Exercise task: Look through the listing below and report how many lines contain "this", as a bare number.

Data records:
________________
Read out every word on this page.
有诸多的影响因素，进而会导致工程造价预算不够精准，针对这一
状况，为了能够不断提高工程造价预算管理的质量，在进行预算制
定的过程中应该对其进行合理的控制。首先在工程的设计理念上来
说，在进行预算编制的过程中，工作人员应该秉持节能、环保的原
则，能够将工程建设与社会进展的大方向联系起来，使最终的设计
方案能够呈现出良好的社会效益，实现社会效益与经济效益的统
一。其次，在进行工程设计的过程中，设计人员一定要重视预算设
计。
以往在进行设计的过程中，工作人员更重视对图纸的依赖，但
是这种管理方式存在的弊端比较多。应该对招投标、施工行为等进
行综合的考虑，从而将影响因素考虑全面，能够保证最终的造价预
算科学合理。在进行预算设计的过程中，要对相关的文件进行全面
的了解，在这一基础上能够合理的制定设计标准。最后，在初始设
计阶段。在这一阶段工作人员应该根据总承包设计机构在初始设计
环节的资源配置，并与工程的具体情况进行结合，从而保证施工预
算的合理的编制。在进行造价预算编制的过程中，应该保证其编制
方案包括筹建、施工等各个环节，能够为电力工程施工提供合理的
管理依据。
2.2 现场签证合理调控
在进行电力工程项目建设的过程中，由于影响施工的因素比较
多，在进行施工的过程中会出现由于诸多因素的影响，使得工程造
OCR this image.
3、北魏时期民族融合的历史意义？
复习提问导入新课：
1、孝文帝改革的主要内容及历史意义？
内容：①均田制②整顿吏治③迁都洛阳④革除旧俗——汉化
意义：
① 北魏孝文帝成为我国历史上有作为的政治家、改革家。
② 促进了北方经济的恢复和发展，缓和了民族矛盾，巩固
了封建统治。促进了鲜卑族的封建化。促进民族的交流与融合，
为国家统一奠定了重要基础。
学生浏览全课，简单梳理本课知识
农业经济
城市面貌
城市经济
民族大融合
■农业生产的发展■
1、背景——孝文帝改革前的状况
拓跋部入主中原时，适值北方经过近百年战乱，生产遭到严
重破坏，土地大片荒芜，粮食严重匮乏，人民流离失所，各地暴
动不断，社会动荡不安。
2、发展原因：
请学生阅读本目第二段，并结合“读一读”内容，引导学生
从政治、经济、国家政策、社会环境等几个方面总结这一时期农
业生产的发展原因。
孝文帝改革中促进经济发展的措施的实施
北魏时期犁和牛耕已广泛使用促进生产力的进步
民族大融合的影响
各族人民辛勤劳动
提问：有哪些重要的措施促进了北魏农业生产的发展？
________________
Exercise solution: 2